» **Task prompt**
Skip all pictures, then print the remaining material exactly.

» **Information provided**
########
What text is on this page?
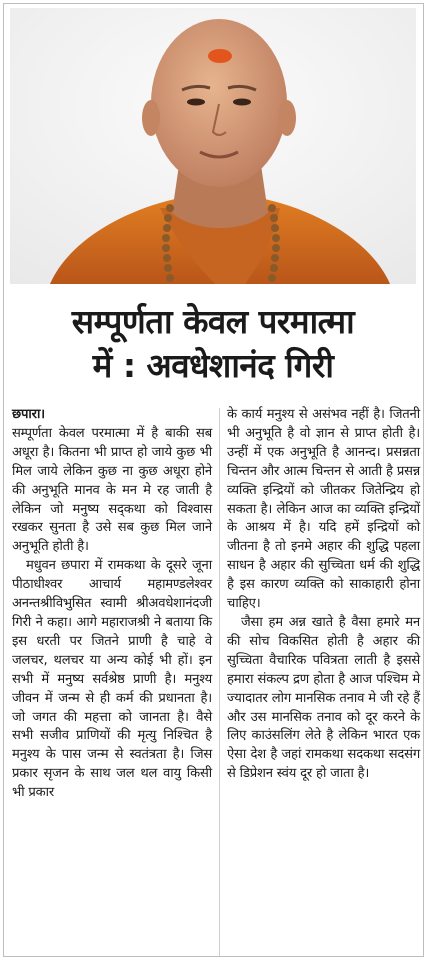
सम्पूर्णता केवल परमात्मा
में : अवधेशानंद गिरी

छपारा।

सम्पूर्णता केवल परमात्मा में है बाकी सब अधूरा है। कितना भी प्राप्त हो जाये कुछ भी मिल जाये लेकिन कुछ ना कुछ अधूरा होने की अनुभूति मानव के मन मे रह जाती है लेकिन जो मनुष्य सद्कथा को विश्वास रखकर सुनता है उसे सब कुछ मिल जाने अनुभूति होती है।

मधुवन छपारा में रामकथा के दूसरे जूना पीठाधीश्वर आचार्य महामण्डलेश्वर अनन्तश्रीविभुसित स्वामी श्रीअवधेशानंदजी गिरी ने कहा। आगे महाराजश्री ने बताया कि इस धरती पर जितने प्राणी है चाहे वे जलचर, थलचर या अन्य कोई भी हों। इन सभी में मनुष्य सर्वश्रेष्ठ प्राणी है। मनुश्य जीवन में जन्म से ही कर्म की प्रधानता है। जो जगत की महत्ता को जानता है। वैसे सभी सजीव प्राणियों की मृत्यु निश्चित है मनुश्य के पास जन्म से स्वतंत्रता है। जिस प्रकार सृजन के साथ जल थल वायु किसी भी प्रकार

के कार्य मनुश्य से असंभव नहीं है। जितनी भी अनुभूति है वो ज्ञान से प्राप्त होती है। उन्हीं में एक अनुभूति है आनन्द। प्रसन्नता चिन्तन और आत्म चिन्तन से आती है प्रसन्न व्यक्ति इन्द्रियों को जीतकर जितेन्द्रिय हो सकता है। लेकिन आज का व्यक्ति इन्द्रियों के आश्रय में है। यदि हमें इन्द्रियों को जीतना है तो इनमे अहार की शुद्धि पहला साधन है अहार की सुच्चिता धर्म की शुद्धि है इस कारण व्यक्ति को साकाहारी होना चाहिए।

जैसा हम अन्न खाते है वैसा हमारे मन की सोच विकसित होती है अहार की सुच्चिता वैचारिक पवित्रता लाती है इससे हमारा संकल्प द्रण होता है आज पश्चिम मे ज्यादातर लोग मानसिक तनाव मे जी रहे हैं और उस मानसिक तनाव को दूर करने के लिए काउंसलिंग लेते है लेकिन भारत एक ऐसा देश है जहां रामकथा सदकथा सदसंग से डिप्रेशन स्वंय दूर हो जाता है।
########
» **Exercise solution**
What text is on this page?
सम्पूर्णता केवल परमात्मा
में : अवधेशानंद गिरी

छपारा।

सम्पूर्णता केवल परमात्मा में है बाकी सब अधूरा है। कितना भी प्राप्त हो जाये कुछ भी मिल जाये लेकिन कुछ ना कुछ अधूरा होने की अनुभूति मानव के मन मे रह जाती है लेकिन जो मनुष्य सद्कथा को विश्वास रखकर सुनता है उसे सब कुछ मिल जाने अनुभूति होती है।

मधुवन छपारा में रामकथा के दूसरे जूना पीठाधीश्वर आचार्य महामण्डलेश्वर अनन्तश्रीविभुसित स्वामी श्रीअवधेशानंदजी गिरी ने कहा। आगे महाराजश्री ने बताया कि इस धरती पर जितने प्राणी है चाहे वे जलचर, थलचर या अन्य कोई भी हों। इन सभी में मनुष्य सर्वश्रेष्ठ प्राणी है। मनुश्य जीवन में जन्म से ही कर्म की प्रधानता है। जो जगत की महत्ता को जानता है। वैसे सभी सजीव प्राणियों की मृत्यु निश्चित है मनुश्य के पास जन्म से स्वतंत्रता है। जिस प्रकार सृजन के साथ जल थल वायु किसी भी प्रकार

के कार्य मनुश्य से असंभव नहीं है। जितनी भी अनुभूति है वो ज्ञान से प्राप्त होती है। उन्हीं में एक अनुभूति है आनन्द। प्रसन्नता चिन्तन और आत्म चिन्तन से आती है प्रसन्न व्यक्ति इन्द्रियों को जीतकर जितेन्द्रिय हो सकता है। लेकिन आज का व्यक्ति इन्द्रियों के आश्रय में है। यदि हमें इन्द्रियों को जीतना है तो इनमे अहार की शुद्धि पहला साधन है अहार की सुच्चिता धर्म की शुद्धि है इस कारण व्यक्ति को साकाहारी होना चाहिए।

जैसा हम अन्न खाते है वैसा हमारे मन की सोच विकसित होती है अहार की सुच्चिता वैचारिक पवित्रता लाती है इससे हमारा संकल्प द्रण होता है आज पश्चिम मे ज्यादातर लोग मानसिक तनाव मे जी रहे हैं और उस मानसिक तनाव को दूर करने के लिए काउंसलिंग लेते है लेकिन भारत एक ऐसा देश है जहां रामकथा सदकथा सदसंग से डिप्रेशन स्वंय दूर हो जाता है।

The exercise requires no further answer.